*Task statement*. Every entry that follows should be repeated exactly; drop the images.

==================================================

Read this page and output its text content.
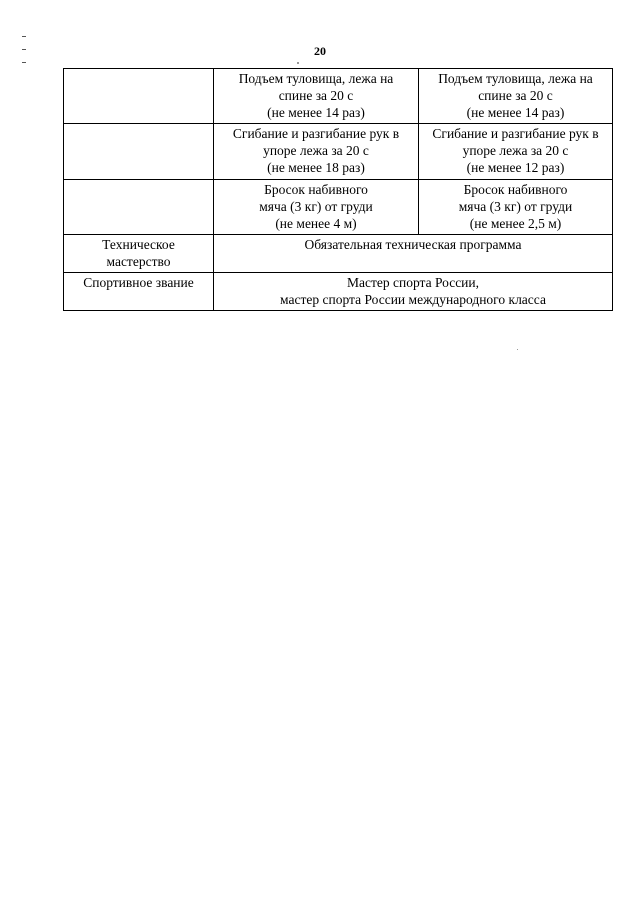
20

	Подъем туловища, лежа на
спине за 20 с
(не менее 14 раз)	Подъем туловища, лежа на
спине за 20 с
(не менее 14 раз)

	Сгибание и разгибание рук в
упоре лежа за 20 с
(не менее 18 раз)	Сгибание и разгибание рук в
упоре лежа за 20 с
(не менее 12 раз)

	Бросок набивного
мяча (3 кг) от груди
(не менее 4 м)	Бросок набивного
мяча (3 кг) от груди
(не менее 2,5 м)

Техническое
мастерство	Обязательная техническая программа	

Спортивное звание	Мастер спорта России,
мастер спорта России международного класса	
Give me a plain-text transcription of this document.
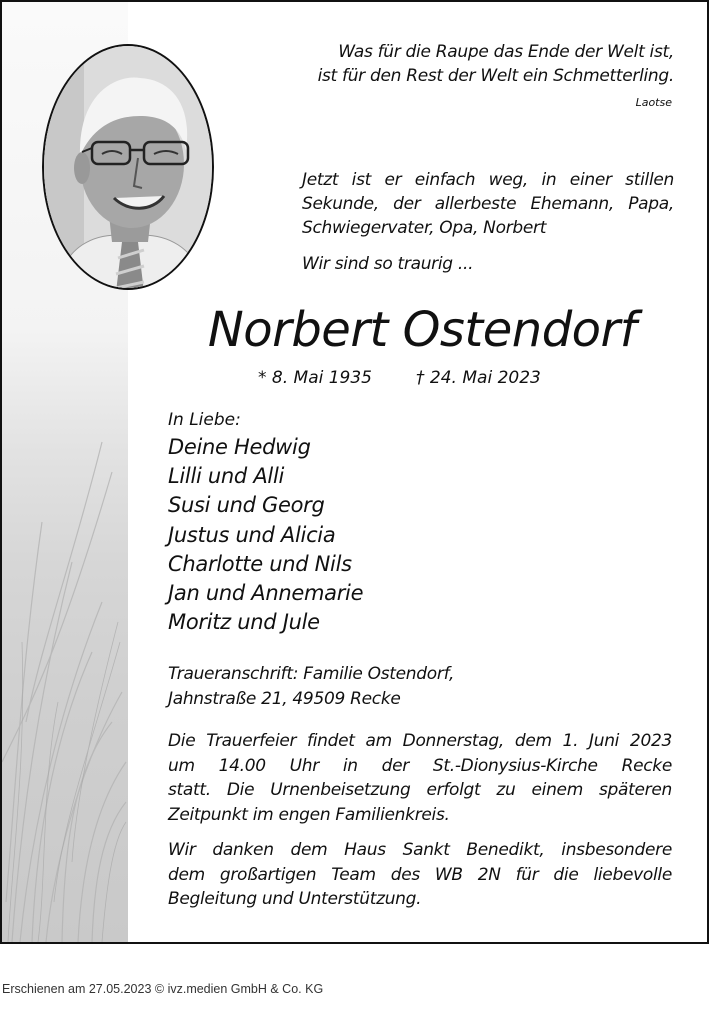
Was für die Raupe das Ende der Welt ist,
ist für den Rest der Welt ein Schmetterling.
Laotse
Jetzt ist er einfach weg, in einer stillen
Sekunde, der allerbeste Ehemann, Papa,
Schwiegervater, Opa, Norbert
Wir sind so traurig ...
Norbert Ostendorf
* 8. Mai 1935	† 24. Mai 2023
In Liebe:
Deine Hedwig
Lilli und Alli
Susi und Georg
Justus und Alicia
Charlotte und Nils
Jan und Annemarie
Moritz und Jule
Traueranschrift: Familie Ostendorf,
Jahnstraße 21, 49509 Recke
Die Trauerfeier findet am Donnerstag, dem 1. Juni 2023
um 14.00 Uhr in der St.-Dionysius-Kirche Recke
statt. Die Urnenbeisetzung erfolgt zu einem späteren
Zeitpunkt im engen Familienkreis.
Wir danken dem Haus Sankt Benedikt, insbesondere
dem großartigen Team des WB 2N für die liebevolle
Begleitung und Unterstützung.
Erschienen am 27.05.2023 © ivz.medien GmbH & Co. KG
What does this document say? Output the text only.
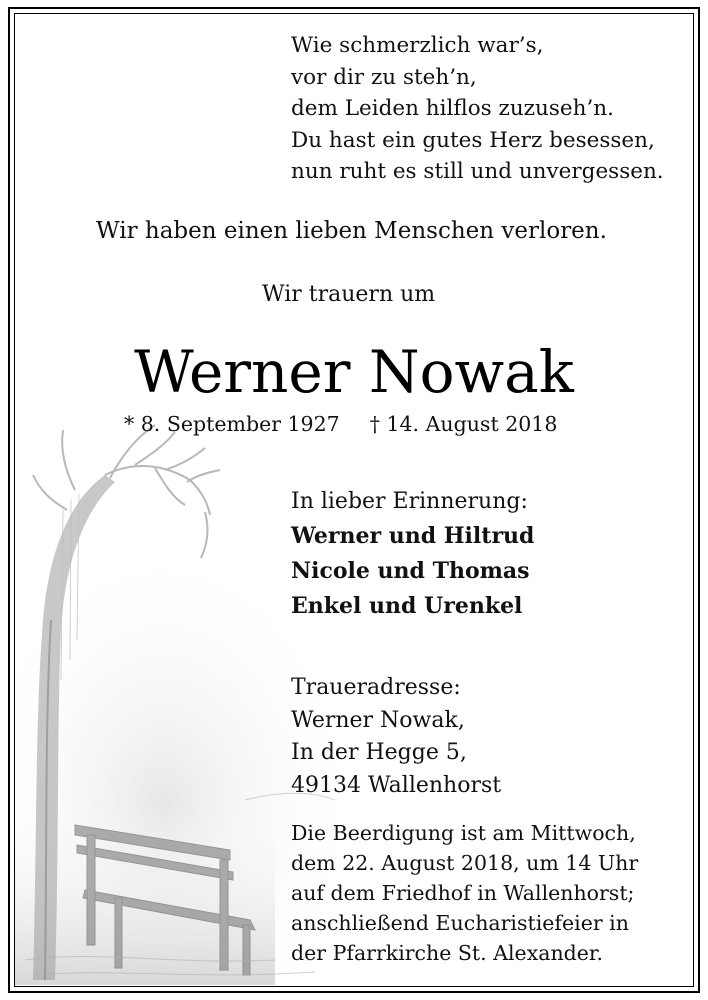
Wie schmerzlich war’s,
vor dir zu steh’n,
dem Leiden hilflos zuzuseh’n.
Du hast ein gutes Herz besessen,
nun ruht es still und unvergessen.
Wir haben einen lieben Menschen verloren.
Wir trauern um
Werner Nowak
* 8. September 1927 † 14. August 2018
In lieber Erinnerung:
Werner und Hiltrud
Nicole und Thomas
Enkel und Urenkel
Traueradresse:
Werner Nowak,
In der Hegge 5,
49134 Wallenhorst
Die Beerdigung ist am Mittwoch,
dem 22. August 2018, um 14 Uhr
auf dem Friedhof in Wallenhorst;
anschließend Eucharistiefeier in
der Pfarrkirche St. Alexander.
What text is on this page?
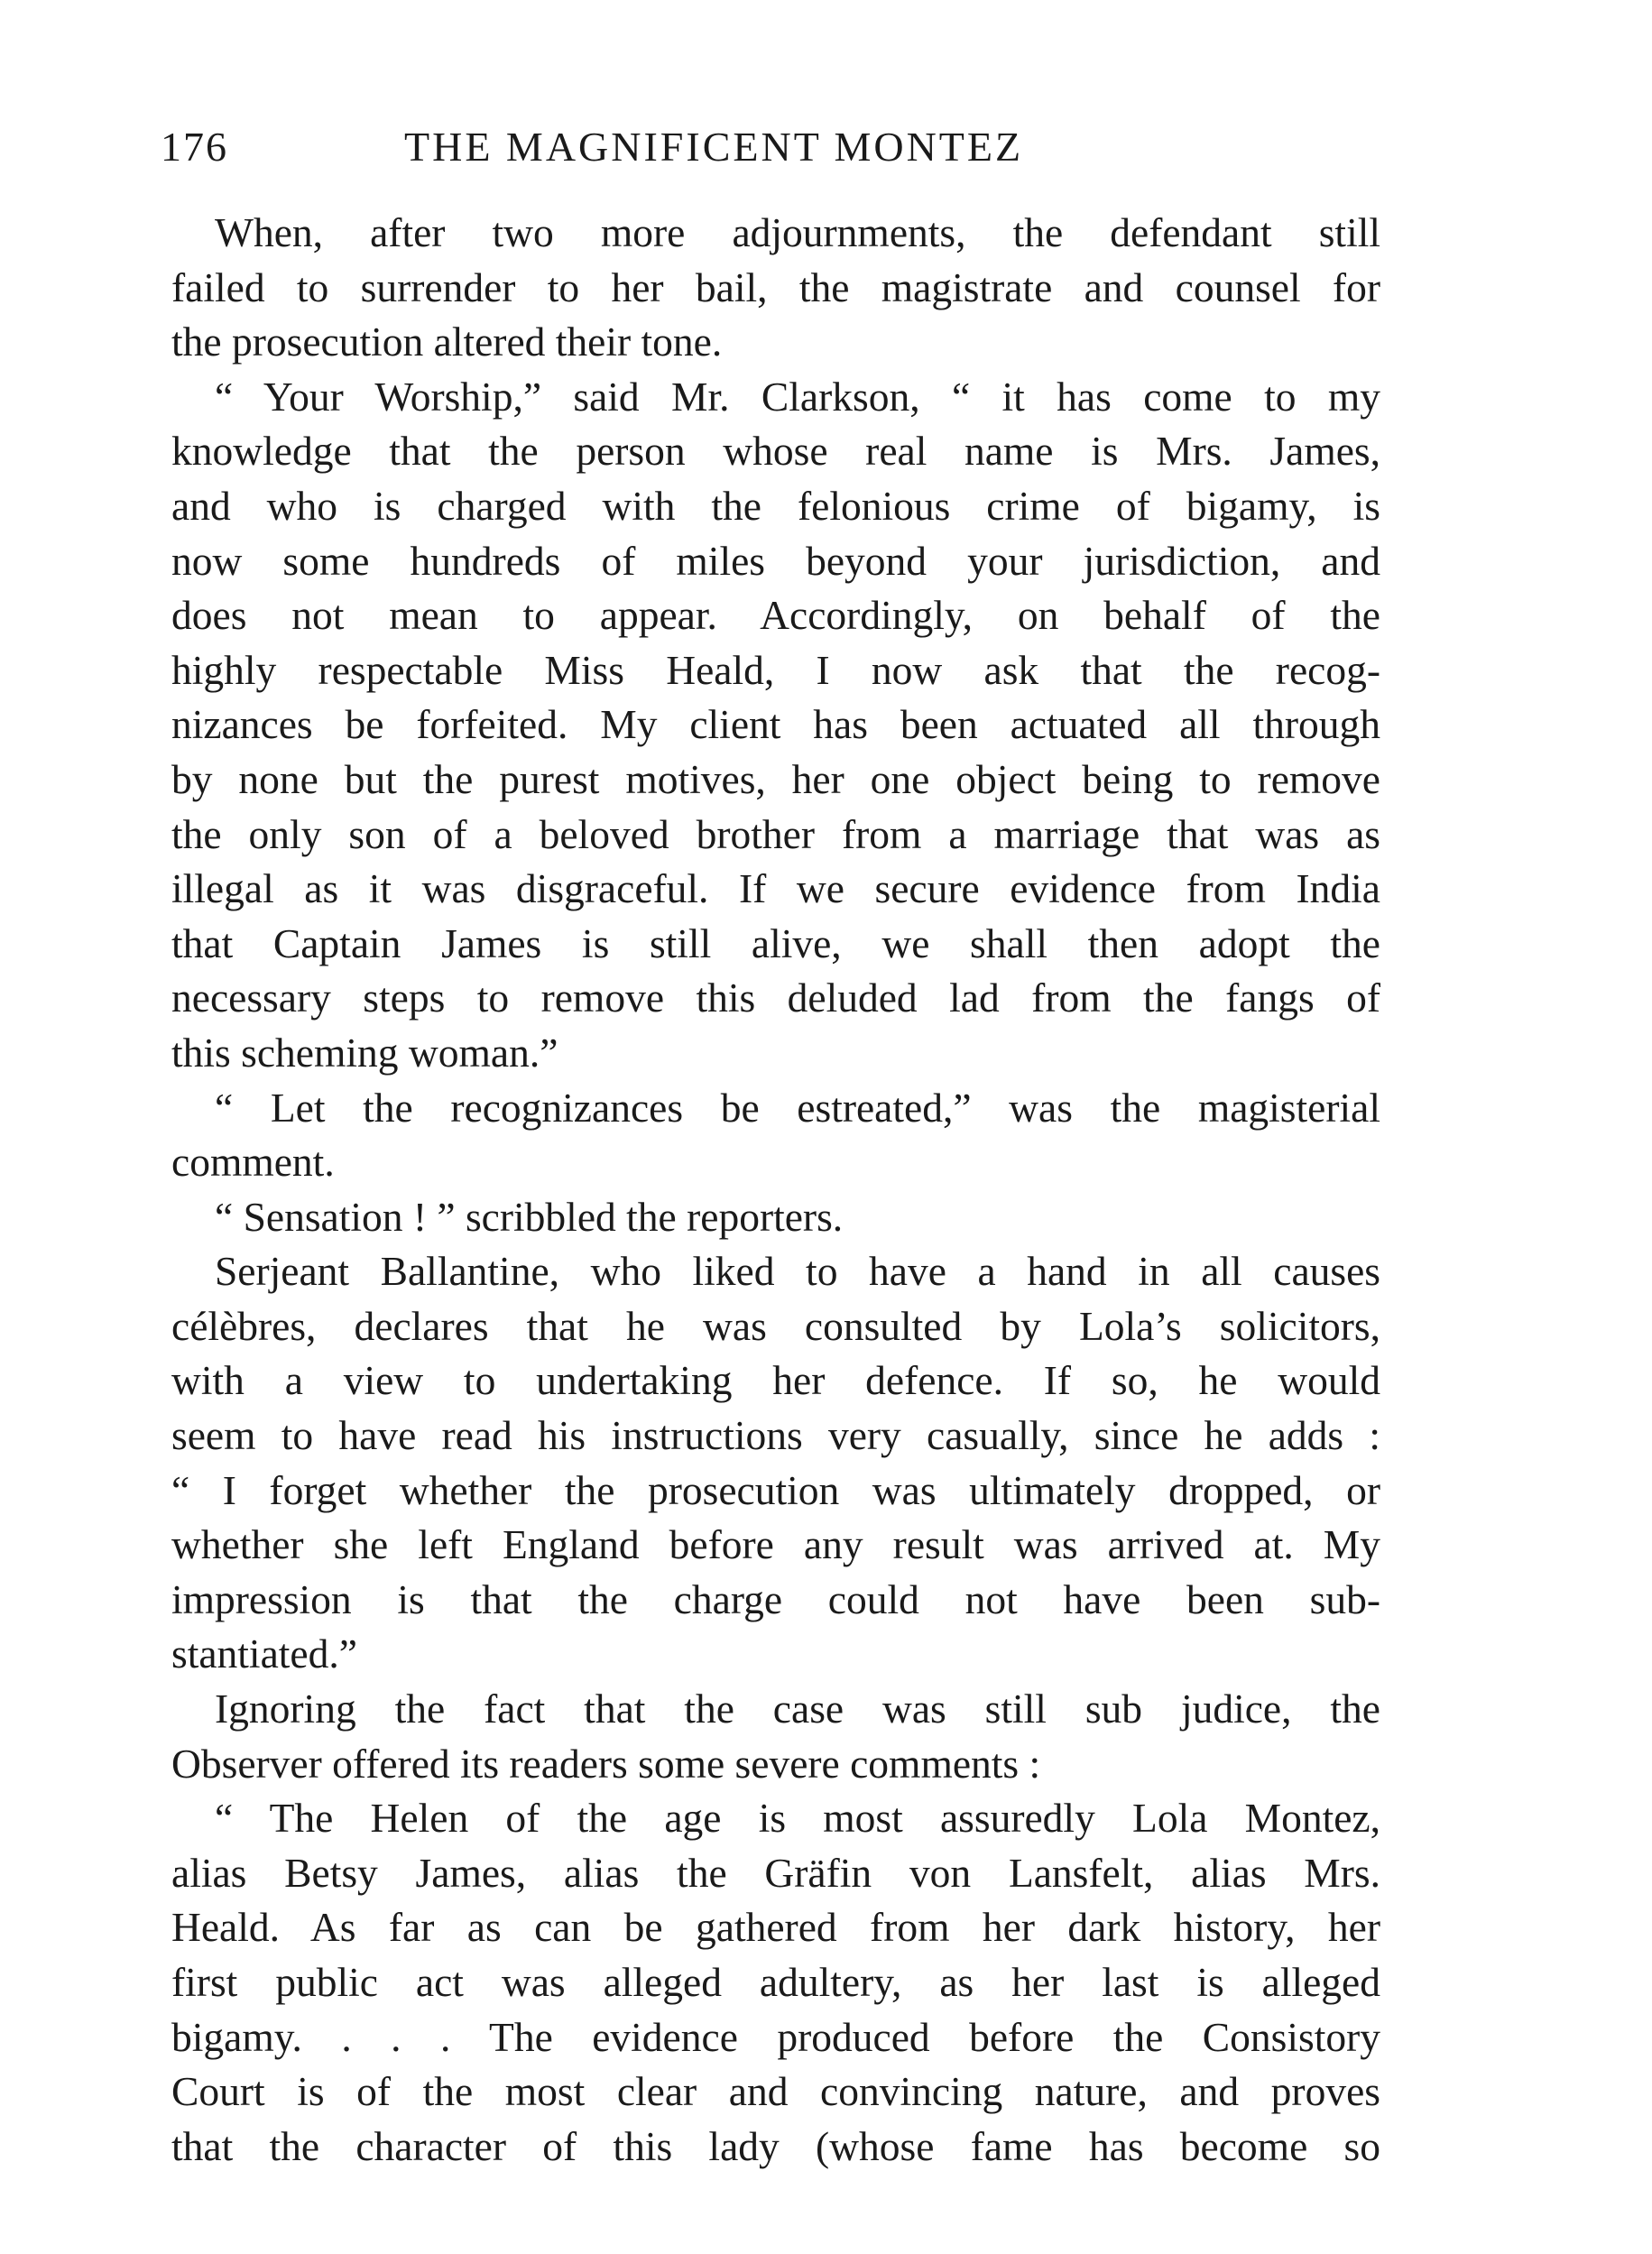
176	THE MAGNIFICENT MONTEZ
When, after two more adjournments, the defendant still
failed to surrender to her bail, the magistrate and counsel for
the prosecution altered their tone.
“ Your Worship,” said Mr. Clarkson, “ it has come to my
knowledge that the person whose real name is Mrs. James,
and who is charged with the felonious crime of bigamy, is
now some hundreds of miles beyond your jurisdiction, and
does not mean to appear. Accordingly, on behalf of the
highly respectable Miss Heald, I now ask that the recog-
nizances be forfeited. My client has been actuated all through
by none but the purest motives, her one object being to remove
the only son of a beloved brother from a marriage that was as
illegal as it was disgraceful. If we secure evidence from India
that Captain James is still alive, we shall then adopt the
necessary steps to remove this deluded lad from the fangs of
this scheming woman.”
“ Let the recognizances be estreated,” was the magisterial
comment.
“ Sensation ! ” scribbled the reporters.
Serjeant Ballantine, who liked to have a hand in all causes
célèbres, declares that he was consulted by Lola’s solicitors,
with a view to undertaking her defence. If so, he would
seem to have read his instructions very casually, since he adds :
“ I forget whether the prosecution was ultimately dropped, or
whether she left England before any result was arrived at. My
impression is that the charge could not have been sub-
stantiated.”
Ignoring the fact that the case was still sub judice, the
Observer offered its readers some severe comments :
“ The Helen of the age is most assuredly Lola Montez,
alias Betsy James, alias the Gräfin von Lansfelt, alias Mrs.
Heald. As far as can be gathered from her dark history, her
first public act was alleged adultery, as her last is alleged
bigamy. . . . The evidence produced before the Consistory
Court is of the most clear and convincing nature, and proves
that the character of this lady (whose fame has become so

==================================================

*Solved exercise*.
Read this page and output its text content.
20

	Подъем туловища, лежа на
спине за 20 с
(не менее 14 раз)	Подъем туловища, лежа на
спине за 20 с
(не менее 14 раз)

	Сгибание и разгибание рук в
упоре лежа за 20 с
(не менее 18 раз)	Сгибание и разгибание рук в
упоре лежа за 20 с
(не менее 12 раз)

	Бросок набивного
мяча (3 кг) от груди
(не менее 4 м)	Бросок набивного
мяча (3 кг) от груди
(не менее 2,5 м)

Техническое
мастерство	Обязательная техническая программа	

Спортивное звание	Мастер спорта России,
мастер спорта России международного класса	
Give me a plain-text transcription of this document.
Was für die Raupe das Ende der Welt ist,
ist für den Rest der Welt ein Schmetterling.
Laotse
Jetzt ist er einfach weg, in einer stillen
Sekunde, der allerbeste Ehemann, Papa,
Schwiegervater, Opa, Norbert
Wir sind so traurig ...
Norbert Ostendorf
* 8. Mai 1935	† 24. Mai 2023
In Liebe:
Deine Hedwig
Lilli und Alli
Susi und Georg
Justus und Alicia
Charlotte und Nils
Jan und Annemarie
Moritz und Jule
Traueranschrift: Familie Ostendorf,
Jahnstraße 21, 49509 Recke
Die Trauerfeier findet am Donnerstag, dem 1. Juni 2023
um 14.00 Uhr in der St.-Dionysius-Kirche Recke
statt. Die Urnenbeisetzung erfolgt zu einem späteren
Zeitpunkt im engen Familienkreis.
Wir danken dem Haus Sankt Benedikt, insbesondere
dem großartigen Team des WB 2N für die liebevolle
Begleitung und Unterstützung.
Erschienen am 27.05.2023 © ivz.medien GmbH & Co. KG
What does this document say? Output the text only.
Wie schmerzlich war’s,
vor dir zu steh’n,
dem Leiden hilflos zuzuseh’n.
Du hast ein gutes Herz besessen,
nun ruht es still und unvergessen.
Wir haben einen lieben Menschen verloren.
Wir trauern um
Werner Nowak
* 8. September 1927 † 14. August 2018
In lieber Erinnerung:
Werner und Hiltrud
Nicole und Thomas
Enkel und Urenkel
Traueradresse:
Werner Nowak,
In der Hegge 5,
49134 Wallenhorst
Die Beerdigung ist am Mittwoch,
dem 22. August 2018, um 14 Uhr
auf dem Friedhof in Wallenhorst;
anschließend Eucharistiefeier in
der Pfarrkirche St. Alexander.
What text is on this page?
176	THE MAGNIFICENT MONTEZ
When, after two more adjournments, the defendant still
failed to surrender to her bail, the magistrate and counsel for
the prosecution altered their tone.
“ Your Worship,” said Mr. Clarkson, “ it has come to my
knowledge that the person whose real name is Mrs. James,
and who is charged with the felonious crime of bigamy, is
now some hundreds of miles beyond your jurisdiction, and
does not mean to appear. Accordingly, on behalf of the
highly respectable Miss Heald, I now ask that the recog-
nizances be forfeited. My client has been actuated all through
by none but the purest motives, her one object being to remove
the only son of a beloved brother from a marriage that was as
illegal as it was disgraceful. If we secure evidence from India
that Captain James is still alive, we shall then adopt the
necessary steps to remove this deluded lad from the fangs of
this scheming woman.”
“ Let the recognizances be estreated,” was the magisterial
comment.
“ Sensation ! ” scribbled the reporters.
Serjeant Ballantine, who liked to have a hand in all causes
célèbres, declares that he was consulted by Lola’s solicitors,
with a view to undertaking her defence. If so, he would
seem to have read his instructions very casually, since he adds :
“ I forget whether the prosecution was ultimately dropped, or
whether she left England before any result was arrived at. My
impression is that the charge could not have been sub-
stantiated.”
Ignoring the fact that the case was still sub judice, the
Observer offered its readers some severe comments :
“ The Helen of the age is most assuredly Lola Montez,
alias Betsy James, alias the Gräfin von Lansfelt, alias Mrs.
Heald. As far as can be gathered from her dark history, her
first public act was alleged adultery, as her last is alleged
bigamy. . . . The evidence produced before the Consistory
Court is of the most clear and convincing nature, and proves
that the character of this lady (whose fame has become so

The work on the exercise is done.